[GIVEN ENTRIES]:
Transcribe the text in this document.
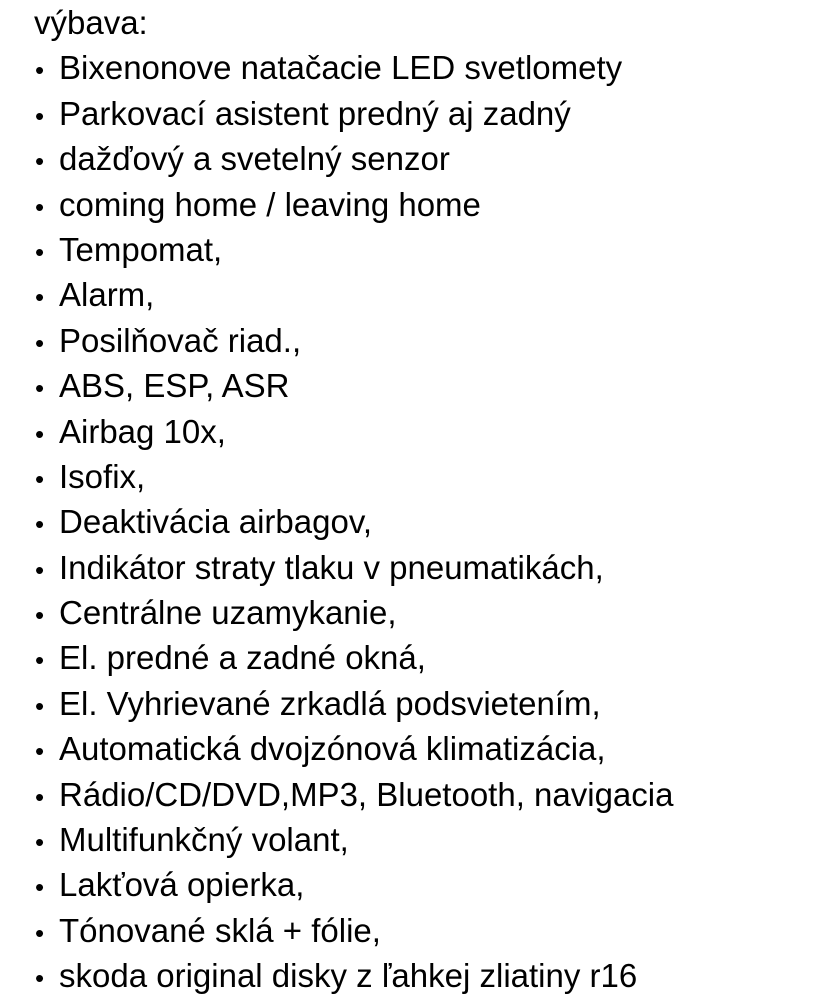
výbava:
• Bixenonove natačacie LED svetlomety
• Parkovací asistent predný aj zadný
• dažďový a svetelný senzor
• coming home / leaving home
• Tempomat,
• Alarm,
• Posilňovač riad.,
• ABS, ESP, ASR
• Airbag 10x,
• Isofix,
• Deaktivácia airbagov,
• Indikátor straty tlaku v pneumatikách,
• Centrálne uzamykanie,
• El. predné a zadné okná,
• El. Vyhrievané zrkadlá podsvietením,
• Automatická dvojzónová klimatizácia,
• Rádio/CD/DVD,MP3, Bluetooth, navigacia
• Multifunkčný volant,
• Lakťová opierka,
• Tónované sklá + fólie,
• skoda original disky z ľahkej zliatiny r16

[WHAT IS EXPECTED]: Your task is to transcribe all of the records precisely, with no images included.

[TASK OUTPUT]:
Transcribe the text in this document.
výbava:
• Bixenonove natačacie LED svetlomety
• Parkovací asistent predný aj zadný
• dažďový a svetelný senzor
• coming home / leaving home
• Tempomat,
• Alarm,
• Posilňovač riad.,
• ABS, ESP, ASR
• Airbag 10x,
• Isofix,
• Deaktivácia airbagov,
• Indikátor straty tlaku v pneumatikách,
• Centrálne uzamykanie,
• El. predné a zadné okná,
• El. Vyhrievané zrkadlá podsvietením,
• Automatická dvojzónová klimatizácia,
• Rádio/CD/DVD,MP3, Bluetooth, navigacia
• Multifunkčný volant,
• Lakťová opierka,
• Tónované sklá + fólie,
• skoda original disky z ľahkej zliatiny r16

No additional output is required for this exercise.